### Set exercise
Each line below should be retyped exactly, with no pictures.

### Working data
::::

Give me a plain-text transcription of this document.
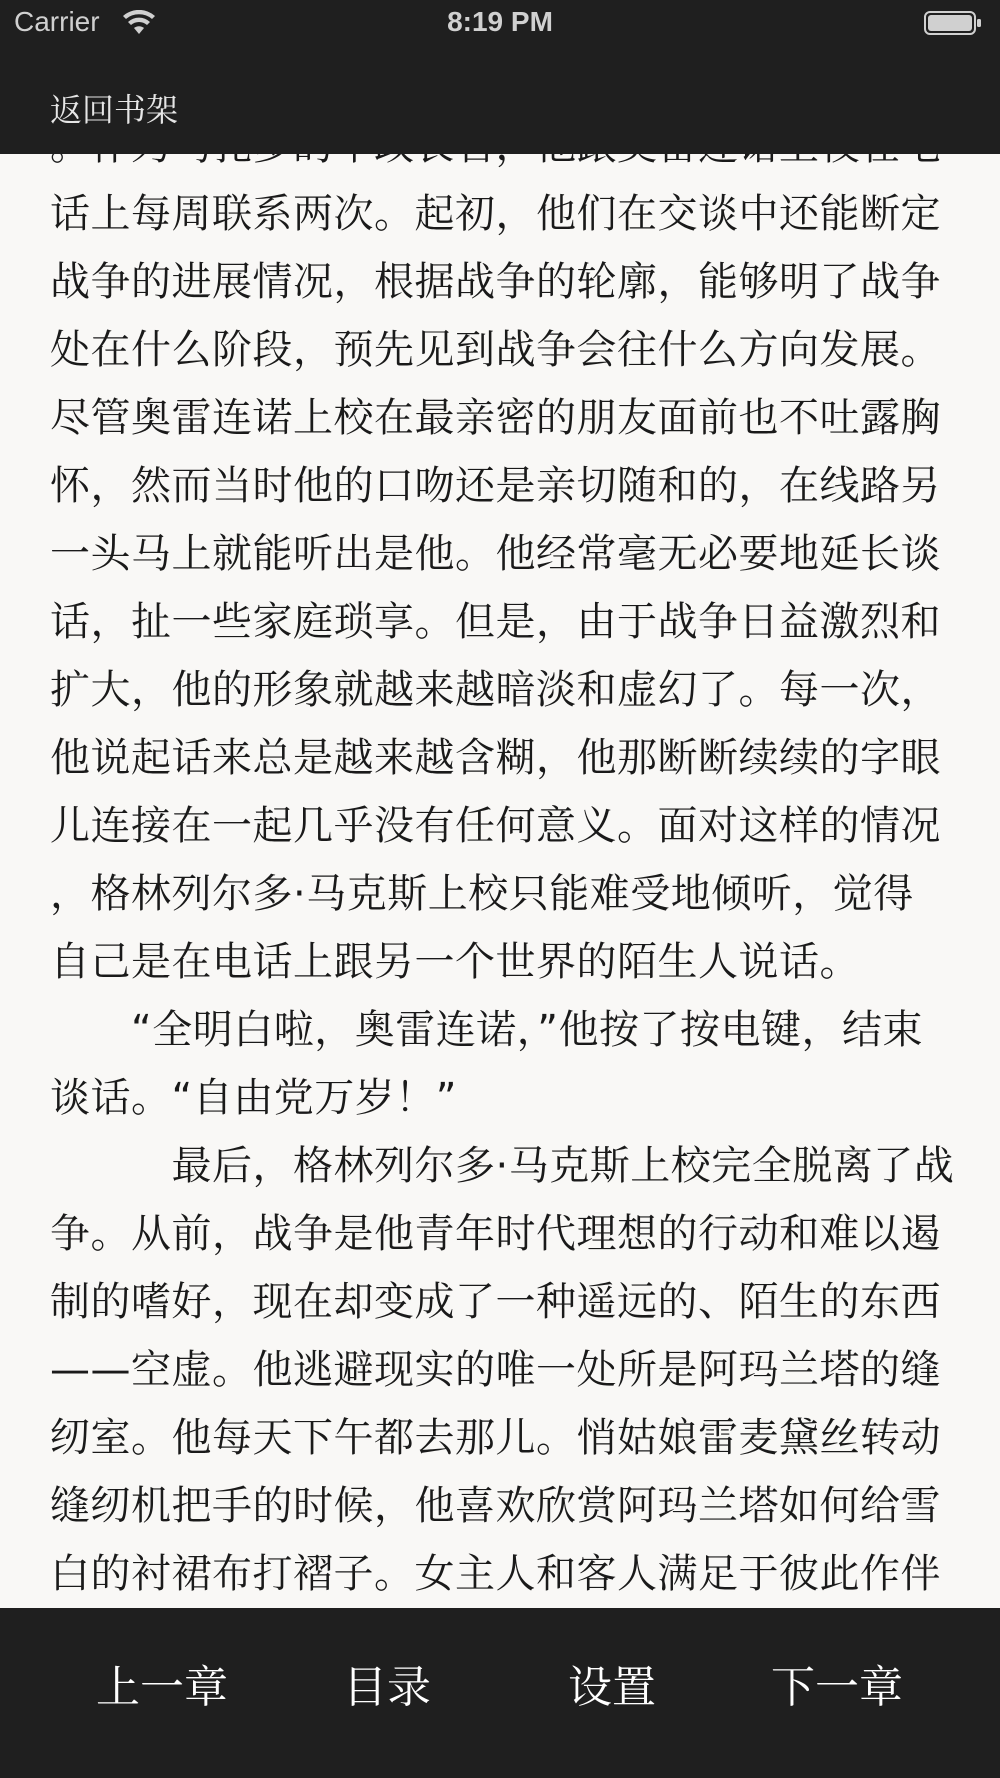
话上每周联系两次。起初，他们在交谈中还能断定
战争的进展情况，根据战争的轮廓，能够明了战争
处在什么阶段，预先见到战争会往什么方向发展。
尽管奥雷连诺上校在最亲密的朋友面前也不吐露胸
怀，然而当时他的口吻还是亲切随和的，在线路另
一头马上就能听出是他。他经常毫无必要地延长谈
话，扯一些家庭琐享。但是，由于战争日益激烈和
扩大，他的形象就越来越暗淡和虚幻了。每一次，
他说起话来总是越来越含糊，他那断断续续的字眼
儿连接在一起几乎没有任何意义。面对这样的情况
，格林列尔多·马克斯上校只能难受地倾听，觉得
自己是在电话上跟另一个世界的陌生人说话。
　　“全明白啦，奥雷连诺，”他按了按电键，结束
谈话。“自由党万岁！”
　　　最后，格林列尔多·马克斯上校完全脱离了战
争。从前，战争是他青年时代理想的行动和难以遏
制的嗜好，现在却变成了一种遥远的、陌生的东西
——空虚。他逃避现实的唯一处所是阿玛兰塔的缝
纫室。他每天下午都去那儿。悄姑娘雷麦黛丝转动
缝纫机把手的时候，他喜欢欣赏阿玛兰塔如何给雪
白的衬裙布打褶子。女主人和客人满足于彼此作伴
Carrier	8:19 PM
返回书架
上一章	目录	设置	下一章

::::

### Solution
Give me a plain-text transcription of this document.
话上每周联系两次。起初，他们在交谈中还能断定
战争的进展情况，根据战争的轮廓，能够明了战争
处在什么阶段，预先见到战争会往什么方向发展。
尽管奥雷连诺上校在最亲密的朋友面前也不吐露胸
怀，然而当时他的口吻还是亲切随和的，在线路另
一头马上就能听出是他。他经常毫无必要地延长谈
话，扯一些家庭琐享。但是，由于战争日益激烈和
扩大，他的形象就越来越暗淡和虚幻了。每一次，
他说起话来总是越来越含糊，他那断断续续的字眼
儿连接在一起几乎没有任何意义。面对这样的情况
，格林列尔多·马克斯上校只能难受地倾听，觉得
自己是在电话上跟另一个世界的陌生人说话。
　　“全明白啦，奥雷连诺，”他按了按电键，结束
谈话。“自由党万岁！”
　　　最后，格林列尔多·马克斯上校完全脱离了战
争。从前，战争是他青年时代理想的行动和难以遏
制的嗜好，现在却变成了一种遥远的、陌生的东西
——空虚。他逃避现实的唯一处所是阿玛兰塔的缝
纫室。他每天下午都去那儿。悄姑娘雷麦黛丝转动
缝纫机把手的时候，他喜欢欣赏阿玛兰塔如何给雪
白的衬裙布打褶子。女主人和客人满足于彼此作伴
Carrier	8:19 PM
返回书架
上一章	目录	设置	下一章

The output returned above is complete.